:: Extracted information ::
--- --- ---

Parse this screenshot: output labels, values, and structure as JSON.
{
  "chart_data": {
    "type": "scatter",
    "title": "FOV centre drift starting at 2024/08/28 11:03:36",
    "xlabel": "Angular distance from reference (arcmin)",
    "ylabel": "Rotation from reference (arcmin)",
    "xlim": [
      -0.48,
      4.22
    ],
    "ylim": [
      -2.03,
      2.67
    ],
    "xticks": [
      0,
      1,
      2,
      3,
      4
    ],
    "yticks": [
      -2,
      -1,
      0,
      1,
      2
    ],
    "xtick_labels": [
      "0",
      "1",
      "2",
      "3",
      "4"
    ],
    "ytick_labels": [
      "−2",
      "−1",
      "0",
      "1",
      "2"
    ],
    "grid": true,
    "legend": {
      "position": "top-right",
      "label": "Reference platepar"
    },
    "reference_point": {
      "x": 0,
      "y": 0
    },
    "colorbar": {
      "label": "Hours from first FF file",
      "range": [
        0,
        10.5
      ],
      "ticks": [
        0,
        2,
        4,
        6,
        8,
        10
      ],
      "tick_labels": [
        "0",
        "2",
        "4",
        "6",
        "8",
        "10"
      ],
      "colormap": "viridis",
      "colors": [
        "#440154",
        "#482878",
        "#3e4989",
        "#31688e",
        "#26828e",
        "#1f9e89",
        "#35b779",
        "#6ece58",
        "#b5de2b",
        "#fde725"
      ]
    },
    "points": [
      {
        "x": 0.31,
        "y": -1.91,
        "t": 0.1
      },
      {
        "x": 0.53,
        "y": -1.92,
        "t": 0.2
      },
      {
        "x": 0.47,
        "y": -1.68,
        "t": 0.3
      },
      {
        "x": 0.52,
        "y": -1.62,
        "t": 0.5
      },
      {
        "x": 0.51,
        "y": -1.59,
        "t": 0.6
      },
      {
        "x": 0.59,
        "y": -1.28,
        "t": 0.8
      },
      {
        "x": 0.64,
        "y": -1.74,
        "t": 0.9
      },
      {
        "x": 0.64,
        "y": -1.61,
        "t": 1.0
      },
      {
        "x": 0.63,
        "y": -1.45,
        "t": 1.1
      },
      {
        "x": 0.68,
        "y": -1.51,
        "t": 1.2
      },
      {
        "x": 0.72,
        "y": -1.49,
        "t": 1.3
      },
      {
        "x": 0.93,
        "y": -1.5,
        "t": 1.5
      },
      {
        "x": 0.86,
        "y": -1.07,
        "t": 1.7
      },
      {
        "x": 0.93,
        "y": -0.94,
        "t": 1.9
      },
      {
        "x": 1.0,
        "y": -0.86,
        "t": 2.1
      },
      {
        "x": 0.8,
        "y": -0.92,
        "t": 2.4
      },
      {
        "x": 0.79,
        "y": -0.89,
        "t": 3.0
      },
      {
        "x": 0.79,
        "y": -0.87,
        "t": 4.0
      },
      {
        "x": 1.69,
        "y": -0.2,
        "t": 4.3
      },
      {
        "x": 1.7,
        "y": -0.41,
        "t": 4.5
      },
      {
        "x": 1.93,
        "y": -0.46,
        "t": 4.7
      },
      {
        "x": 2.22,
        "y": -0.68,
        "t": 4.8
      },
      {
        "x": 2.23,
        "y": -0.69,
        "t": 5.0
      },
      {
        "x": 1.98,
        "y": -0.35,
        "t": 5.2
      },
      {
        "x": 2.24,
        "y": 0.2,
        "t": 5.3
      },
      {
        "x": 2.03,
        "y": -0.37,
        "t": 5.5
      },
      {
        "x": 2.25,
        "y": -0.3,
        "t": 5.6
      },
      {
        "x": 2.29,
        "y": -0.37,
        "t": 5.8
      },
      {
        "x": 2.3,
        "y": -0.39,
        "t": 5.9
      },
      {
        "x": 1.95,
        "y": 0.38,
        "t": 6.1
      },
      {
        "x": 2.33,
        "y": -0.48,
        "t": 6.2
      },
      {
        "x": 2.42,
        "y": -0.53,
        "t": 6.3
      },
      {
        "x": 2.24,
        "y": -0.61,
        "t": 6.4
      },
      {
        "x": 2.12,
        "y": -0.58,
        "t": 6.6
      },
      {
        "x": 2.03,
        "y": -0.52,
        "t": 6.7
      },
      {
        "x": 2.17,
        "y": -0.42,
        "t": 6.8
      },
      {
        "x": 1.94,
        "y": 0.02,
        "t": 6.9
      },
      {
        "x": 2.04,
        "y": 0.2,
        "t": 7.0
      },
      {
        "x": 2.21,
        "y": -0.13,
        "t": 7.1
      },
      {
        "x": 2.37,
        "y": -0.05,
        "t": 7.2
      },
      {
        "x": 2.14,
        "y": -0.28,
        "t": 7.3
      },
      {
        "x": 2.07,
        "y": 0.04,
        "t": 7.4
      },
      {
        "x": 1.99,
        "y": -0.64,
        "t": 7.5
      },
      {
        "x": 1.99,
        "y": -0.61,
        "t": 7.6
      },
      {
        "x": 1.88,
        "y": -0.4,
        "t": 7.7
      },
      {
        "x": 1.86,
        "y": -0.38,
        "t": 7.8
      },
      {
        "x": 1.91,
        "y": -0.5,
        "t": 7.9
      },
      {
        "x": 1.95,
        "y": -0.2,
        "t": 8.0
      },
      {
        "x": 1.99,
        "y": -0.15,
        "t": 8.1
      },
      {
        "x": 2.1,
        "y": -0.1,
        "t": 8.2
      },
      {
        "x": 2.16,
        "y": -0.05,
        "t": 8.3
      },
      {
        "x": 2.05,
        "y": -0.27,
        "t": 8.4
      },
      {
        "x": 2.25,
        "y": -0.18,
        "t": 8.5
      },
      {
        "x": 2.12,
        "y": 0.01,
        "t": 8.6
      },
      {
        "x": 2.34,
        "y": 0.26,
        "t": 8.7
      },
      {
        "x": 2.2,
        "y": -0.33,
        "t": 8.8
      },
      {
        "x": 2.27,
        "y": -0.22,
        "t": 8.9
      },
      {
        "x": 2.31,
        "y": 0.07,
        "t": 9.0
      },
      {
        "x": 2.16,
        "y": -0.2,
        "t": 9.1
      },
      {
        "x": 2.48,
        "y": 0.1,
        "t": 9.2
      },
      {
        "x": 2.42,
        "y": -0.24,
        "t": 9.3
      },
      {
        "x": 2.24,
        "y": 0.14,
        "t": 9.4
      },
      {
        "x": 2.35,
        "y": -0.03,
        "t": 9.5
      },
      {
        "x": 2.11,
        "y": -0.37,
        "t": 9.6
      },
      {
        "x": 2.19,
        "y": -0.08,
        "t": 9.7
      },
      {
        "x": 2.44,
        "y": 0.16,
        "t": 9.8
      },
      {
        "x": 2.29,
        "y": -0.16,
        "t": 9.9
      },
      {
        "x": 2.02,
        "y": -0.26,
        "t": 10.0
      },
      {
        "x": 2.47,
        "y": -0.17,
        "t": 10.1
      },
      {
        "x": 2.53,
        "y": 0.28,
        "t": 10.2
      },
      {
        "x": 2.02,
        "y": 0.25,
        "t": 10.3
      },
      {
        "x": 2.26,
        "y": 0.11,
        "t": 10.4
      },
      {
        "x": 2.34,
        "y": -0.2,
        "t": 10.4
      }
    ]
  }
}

--- --- ---

:: Problem statement ::
Where a line of the data holds "arcmin", show that line.

:: Written response ::
    "xlabel": "Angular distance from reference (arcmin)",
    "ylabel": "Rotation from reference (arcmin)",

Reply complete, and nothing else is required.